» **Task directions**: Start with the line containing "What data populates this chart?" and write out each line through the end of the listing, exactly as given.

» **Material for this exercise**:

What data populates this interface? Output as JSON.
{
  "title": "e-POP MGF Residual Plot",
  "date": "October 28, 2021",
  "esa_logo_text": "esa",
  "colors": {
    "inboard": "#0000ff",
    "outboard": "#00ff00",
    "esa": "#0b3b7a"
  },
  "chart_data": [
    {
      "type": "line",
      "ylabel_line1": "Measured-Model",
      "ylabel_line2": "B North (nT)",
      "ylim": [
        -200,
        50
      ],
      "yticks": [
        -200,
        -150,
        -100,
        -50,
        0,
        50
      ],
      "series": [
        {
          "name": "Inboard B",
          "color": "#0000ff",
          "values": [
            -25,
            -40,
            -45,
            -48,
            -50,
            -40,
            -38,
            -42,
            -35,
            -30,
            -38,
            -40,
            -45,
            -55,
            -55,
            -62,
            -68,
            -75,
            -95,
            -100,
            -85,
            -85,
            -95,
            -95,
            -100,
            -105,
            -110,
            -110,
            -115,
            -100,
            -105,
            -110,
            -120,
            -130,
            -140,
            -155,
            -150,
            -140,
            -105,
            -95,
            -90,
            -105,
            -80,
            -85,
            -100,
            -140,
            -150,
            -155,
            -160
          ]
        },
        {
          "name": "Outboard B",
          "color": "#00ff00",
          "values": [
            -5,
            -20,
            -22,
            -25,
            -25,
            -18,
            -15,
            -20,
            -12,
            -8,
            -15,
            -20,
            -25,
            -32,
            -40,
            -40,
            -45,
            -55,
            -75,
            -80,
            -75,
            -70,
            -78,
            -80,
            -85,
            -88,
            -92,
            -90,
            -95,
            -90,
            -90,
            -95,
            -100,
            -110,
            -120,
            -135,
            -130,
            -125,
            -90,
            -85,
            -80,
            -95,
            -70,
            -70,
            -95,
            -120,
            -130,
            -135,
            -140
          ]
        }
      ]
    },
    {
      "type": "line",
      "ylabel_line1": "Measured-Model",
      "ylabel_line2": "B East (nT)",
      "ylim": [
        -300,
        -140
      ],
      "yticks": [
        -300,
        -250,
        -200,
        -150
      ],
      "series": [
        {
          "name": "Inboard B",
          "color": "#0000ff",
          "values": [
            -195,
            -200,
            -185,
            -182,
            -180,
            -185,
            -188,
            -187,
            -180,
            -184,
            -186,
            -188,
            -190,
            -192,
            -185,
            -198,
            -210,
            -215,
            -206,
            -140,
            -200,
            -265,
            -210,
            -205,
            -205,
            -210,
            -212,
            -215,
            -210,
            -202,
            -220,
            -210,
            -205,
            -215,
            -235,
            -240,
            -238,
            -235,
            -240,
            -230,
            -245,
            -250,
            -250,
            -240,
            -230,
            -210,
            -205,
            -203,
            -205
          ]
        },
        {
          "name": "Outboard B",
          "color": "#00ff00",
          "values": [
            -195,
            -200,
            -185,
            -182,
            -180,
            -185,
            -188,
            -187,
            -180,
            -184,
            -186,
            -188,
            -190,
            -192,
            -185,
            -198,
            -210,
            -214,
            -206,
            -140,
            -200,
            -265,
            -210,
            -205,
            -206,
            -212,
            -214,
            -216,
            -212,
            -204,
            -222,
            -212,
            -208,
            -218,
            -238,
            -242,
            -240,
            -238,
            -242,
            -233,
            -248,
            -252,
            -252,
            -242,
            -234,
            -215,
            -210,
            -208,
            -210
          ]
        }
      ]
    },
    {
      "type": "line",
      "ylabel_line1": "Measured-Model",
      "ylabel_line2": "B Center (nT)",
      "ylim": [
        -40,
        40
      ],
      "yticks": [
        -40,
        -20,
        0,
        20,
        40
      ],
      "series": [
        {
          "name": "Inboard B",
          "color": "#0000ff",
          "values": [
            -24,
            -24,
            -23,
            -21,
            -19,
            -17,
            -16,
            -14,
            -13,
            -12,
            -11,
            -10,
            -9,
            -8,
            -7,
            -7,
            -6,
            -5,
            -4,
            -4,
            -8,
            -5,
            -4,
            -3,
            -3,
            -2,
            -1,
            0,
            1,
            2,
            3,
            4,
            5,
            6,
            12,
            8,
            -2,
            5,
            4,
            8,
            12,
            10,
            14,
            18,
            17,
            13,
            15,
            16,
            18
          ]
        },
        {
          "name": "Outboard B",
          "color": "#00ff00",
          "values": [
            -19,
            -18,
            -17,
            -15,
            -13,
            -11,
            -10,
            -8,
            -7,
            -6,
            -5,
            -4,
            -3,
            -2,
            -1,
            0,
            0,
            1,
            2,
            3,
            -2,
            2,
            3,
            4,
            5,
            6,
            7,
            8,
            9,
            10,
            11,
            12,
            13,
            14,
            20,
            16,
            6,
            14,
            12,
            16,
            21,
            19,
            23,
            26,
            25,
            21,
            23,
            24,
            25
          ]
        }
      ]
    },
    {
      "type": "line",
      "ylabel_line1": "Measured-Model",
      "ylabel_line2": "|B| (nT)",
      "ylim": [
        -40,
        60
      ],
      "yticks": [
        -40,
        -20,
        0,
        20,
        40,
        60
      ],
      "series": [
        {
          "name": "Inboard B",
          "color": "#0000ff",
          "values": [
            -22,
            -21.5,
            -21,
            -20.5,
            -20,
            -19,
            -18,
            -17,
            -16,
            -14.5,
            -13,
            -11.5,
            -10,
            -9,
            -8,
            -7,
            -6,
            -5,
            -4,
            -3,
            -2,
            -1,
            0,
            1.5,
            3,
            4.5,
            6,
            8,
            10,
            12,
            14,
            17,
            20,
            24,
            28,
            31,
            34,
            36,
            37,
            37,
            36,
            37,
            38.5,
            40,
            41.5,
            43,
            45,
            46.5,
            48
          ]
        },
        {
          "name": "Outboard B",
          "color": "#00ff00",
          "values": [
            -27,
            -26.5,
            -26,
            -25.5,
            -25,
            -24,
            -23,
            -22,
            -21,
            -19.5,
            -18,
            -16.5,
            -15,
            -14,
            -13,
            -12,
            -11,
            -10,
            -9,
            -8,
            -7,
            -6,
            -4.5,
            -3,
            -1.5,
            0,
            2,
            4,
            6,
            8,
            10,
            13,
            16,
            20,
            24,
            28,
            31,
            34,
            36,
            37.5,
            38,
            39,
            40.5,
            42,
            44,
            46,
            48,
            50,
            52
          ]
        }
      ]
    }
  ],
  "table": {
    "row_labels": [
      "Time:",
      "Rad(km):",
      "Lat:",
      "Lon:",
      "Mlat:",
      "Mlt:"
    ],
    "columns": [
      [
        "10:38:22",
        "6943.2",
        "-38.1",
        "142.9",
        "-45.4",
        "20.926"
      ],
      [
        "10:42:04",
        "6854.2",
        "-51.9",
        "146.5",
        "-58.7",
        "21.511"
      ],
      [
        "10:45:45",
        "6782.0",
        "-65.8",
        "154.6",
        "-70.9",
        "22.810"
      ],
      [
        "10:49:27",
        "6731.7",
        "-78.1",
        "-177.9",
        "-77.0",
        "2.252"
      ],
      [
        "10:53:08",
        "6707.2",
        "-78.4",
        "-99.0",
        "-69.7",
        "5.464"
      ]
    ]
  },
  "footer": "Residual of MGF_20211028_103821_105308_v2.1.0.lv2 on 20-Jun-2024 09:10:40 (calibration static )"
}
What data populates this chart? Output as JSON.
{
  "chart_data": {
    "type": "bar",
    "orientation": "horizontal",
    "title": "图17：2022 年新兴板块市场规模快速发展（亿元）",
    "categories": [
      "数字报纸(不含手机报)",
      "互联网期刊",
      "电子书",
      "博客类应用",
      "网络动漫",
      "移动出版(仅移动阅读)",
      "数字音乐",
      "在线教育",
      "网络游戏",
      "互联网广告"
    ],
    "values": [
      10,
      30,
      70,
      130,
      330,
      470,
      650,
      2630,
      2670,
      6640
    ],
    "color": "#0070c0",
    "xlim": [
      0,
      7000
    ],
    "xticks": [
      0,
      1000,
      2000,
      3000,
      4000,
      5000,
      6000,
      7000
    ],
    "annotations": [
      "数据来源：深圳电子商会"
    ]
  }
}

» **Expected answer**:
What data populates this chart? Output as JSON.
{
  "chart_data": {
    "type": "bar",
    "orientation": "horizontal",
    "title": "图17：2022 年新兴板块市场规模快速发展（亿元）",
    "categories": [
      "数字报纸(不含手机报)",
      "互联网期刊",
      "电子书",
      "博客类应用",
      "网络动漫",
      "移动出版(仅移动阅读)",
      "数字音乐",
      "在线教育",
      "网络游戏",
      "互联网广告"
    ],
    "values": [
      10,
      30,
      70,
      130,
      330,
      470,
      650,
      2630,
      2670,
      6640
    ],
    "color": "#0070c0",
    "xlim": [
      0,
      7000
    ],
    "xticks": [
      0,
      1000,
      2000,
      3000,
      4000,
      5000,
      6000,
      7000
    ],
    "annotations": [
      "数据来源：深圳电子商会"
    ]
  }
}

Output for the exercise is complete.